▶ **SET EXERCISE**:
Count how many lines of the items below contain the string "平台板配筋构造", treating uppercase and lowercase as different, and reply with that number alone.

Items stored in a collection
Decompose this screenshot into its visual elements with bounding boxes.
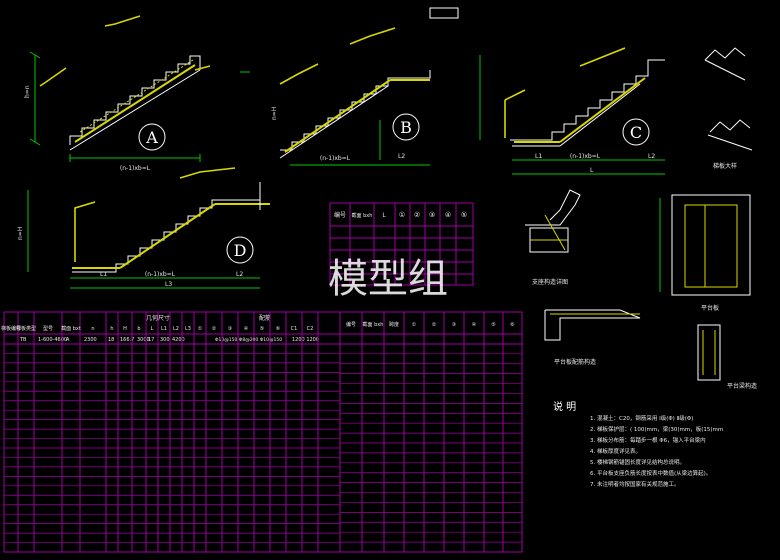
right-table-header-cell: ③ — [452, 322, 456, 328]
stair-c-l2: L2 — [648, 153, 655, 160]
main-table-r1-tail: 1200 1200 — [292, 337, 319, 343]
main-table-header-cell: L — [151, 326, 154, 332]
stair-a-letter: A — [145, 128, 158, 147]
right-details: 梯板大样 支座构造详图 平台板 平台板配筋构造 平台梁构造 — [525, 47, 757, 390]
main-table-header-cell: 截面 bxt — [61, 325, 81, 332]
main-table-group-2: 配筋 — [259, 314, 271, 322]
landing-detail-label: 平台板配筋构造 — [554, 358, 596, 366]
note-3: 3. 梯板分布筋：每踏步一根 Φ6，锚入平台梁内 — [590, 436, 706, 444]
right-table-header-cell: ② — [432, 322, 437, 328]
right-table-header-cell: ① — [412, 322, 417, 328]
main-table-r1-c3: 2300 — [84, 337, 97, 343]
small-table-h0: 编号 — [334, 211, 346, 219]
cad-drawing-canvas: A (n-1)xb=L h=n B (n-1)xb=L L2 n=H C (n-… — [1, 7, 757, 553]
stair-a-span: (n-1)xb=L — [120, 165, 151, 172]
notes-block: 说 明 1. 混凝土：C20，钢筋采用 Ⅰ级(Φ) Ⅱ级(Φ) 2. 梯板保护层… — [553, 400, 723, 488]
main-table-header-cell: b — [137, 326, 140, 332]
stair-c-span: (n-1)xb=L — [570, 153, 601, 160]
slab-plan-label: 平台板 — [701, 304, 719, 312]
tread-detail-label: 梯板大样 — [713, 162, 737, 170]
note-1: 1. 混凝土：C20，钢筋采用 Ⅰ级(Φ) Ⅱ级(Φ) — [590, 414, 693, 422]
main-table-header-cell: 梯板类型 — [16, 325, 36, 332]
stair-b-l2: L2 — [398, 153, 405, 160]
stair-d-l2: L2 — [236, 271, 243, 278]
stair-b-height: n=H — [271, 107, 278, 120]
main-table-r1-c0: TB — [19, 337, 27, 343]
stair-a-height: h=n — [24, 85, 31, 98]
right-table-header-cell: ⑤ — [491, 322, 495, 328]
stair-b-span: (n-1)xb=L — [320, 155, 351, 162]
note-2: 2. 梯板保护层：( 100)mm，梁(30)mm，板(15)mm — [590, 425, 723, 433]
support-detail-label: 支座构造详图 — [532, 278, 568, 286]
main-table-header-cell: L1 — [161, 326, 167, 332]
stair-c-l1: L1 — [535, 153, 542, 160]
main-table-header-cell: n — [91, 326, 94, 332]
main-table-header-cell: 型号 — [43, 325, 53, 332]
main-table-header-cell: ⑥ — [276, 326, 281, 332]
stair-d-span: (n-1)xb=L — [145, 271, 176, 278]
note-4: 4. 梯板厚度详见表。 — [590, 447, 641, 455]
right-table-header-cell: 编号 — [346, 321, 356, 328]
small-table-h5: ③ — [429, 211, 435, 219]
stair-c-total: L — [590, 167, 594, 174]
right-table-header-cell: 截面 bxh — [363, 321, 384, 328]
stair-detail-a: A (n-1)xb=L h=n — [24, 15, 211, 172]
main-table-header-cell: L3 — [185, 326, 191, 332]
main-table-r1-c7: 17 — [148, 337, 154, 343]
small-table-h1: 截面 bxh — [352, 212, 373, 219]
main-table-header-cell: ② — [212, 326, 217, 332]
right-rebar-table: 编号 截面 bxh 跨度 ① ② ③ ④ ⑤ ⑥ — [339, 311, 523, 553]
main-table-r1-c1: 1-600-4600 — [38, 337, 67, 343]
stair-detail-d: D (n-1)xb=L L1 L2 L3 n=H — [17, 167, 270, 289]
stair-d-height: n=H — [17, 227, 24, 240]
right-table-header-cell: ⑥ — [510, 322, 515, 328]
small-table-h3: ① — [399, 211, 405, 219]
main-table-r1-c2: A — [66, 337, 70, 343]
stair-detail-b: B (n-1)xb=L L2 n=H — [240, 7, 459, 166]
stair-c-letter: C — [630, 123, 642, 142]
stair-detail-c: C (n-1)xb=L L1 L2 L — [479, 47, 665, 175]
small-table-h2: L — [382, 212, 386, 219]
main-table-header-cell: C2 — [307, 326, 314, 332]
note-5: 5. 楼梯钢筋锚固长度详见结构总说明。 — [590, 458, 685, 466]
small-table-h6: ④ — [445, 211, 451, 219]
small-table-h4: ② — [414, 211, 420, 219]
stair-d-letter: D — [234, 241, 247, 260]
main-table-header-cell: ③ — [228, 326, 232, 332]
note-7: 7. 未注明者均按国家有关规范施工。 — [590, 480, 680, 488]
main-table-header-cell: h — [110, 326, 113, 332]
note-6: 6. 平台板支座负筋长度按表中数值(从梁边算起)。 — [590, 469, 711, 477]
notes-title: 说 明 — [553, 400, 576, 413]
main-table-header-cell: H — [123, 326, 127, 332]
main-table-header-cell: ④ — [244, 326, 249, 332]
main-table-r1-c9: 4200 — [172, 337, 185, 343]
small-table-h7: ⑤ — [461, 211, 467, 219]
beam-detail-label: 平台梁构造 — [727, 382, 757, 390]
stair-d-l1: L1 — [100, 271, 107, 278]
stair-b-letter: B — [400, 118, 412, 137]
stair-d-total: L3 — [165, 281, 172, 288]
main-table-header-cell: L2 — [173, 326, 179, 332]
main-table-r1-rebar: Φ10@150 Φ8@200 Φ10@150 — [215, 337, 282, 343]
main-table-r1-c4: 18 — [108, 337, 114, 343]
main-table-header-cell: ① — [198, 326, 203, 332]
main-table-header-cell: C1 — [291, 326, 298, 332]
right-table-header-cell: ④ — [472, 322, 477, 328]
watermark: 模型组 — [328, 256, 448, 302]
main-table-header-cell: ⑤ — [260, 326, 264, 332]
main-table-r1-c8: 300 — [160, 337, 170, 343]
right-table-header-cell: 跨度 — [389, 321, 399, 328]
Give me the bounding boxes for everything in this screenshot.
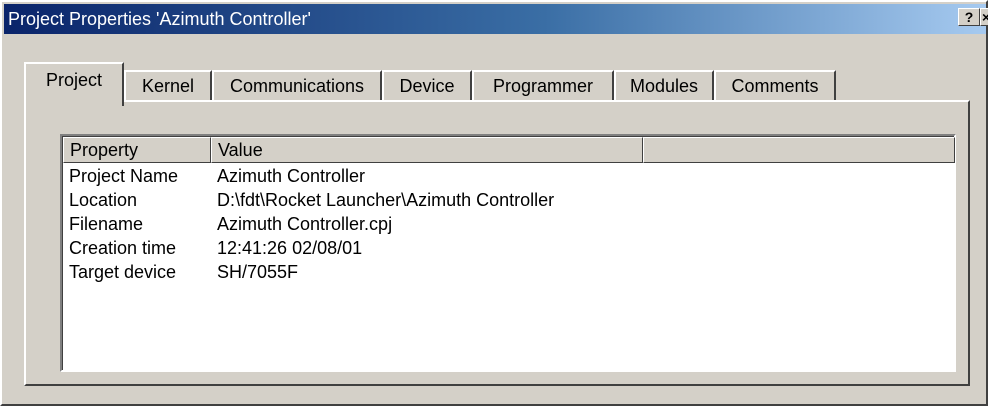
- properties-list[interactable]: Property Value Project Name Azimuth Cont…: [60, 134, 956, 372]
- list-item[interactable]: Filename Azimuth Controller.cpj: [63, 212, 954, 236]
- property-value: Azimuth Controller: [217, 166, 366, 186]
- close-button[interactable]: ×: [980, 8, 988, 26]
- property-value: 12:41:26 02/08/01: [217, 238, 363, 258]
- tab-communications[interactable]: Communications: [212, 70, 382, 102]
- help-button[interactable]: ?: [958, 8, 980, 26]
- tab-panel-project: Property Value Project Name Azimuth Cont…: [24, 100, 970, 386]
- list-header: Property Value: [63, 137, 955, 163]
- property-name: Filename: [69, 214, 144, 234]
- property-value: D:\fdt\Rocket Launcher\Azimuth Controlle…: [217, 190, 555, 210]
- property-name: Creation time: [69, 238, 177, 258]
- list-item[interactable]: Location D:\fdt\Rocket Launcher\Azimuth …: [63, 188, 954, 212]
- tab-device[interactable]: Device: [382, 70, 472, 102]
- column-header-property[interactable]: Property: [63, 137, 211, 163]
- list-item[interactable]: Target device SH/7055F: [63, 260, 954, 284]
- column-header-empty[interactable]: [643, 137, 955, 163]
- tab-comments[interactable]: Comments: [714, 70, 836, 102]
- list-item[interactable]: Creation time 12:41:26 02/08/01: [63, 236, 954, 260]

▶ **WRITTEN ANSWER**:
2